◆ WHAT IS BEING ASKED ◆
How many lines hold the string "Temperature"? Give only the number.

start DATA FOR THE TASK

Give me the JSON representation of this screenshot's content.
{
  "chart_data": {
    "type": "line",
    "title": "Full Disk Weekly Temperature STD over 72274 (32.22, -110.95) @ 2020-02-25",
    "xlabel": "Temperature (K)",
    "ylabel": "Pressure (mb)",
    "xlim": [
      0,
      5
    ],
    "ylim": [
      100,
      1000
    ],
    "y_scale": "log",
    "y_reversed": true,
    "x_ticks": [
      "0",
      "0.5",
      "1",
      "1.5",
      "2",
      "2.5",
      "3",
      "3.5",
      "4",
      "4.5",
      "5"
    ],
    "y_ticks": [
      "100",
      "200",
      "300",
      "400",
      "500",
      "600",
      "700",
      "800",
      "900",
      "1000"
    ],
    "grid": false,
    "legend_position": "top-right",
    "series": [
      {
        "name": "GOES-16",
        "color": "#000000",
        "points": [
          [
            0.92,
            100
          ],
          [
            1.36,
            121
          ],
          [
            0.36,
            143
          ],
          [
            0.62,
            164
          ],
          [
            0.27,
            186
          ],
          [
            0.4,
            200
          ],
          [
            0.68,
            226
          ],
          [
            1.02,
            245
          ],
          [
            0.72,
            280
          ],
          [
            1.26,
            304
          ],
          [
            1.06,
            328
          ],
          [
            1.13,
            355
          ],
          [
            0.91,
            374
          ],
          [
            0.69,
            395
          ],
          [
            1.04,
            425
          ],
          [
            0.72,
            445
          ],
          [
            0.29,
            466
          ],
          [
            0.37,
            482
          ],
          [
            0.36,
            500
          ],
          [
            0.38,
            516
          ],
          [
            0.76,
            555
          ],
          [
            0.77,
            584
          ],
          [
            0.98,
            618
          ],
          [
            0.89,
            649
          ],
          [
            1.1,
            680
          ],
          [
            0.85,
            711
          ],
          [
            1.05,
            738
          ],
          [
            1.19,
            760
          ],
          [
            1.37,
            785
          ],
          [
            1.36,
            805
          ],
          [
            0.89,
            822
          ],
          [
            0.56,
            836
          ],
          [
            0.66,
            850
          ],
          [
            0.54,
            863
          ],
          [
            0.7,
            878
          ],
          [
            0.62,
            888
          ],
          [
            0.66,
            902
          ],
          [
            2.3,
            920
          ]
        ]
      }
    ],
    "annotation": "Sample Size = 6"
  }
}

end DATA FOR THE TASK

◆ EXERCISE RESPONSE ◆
2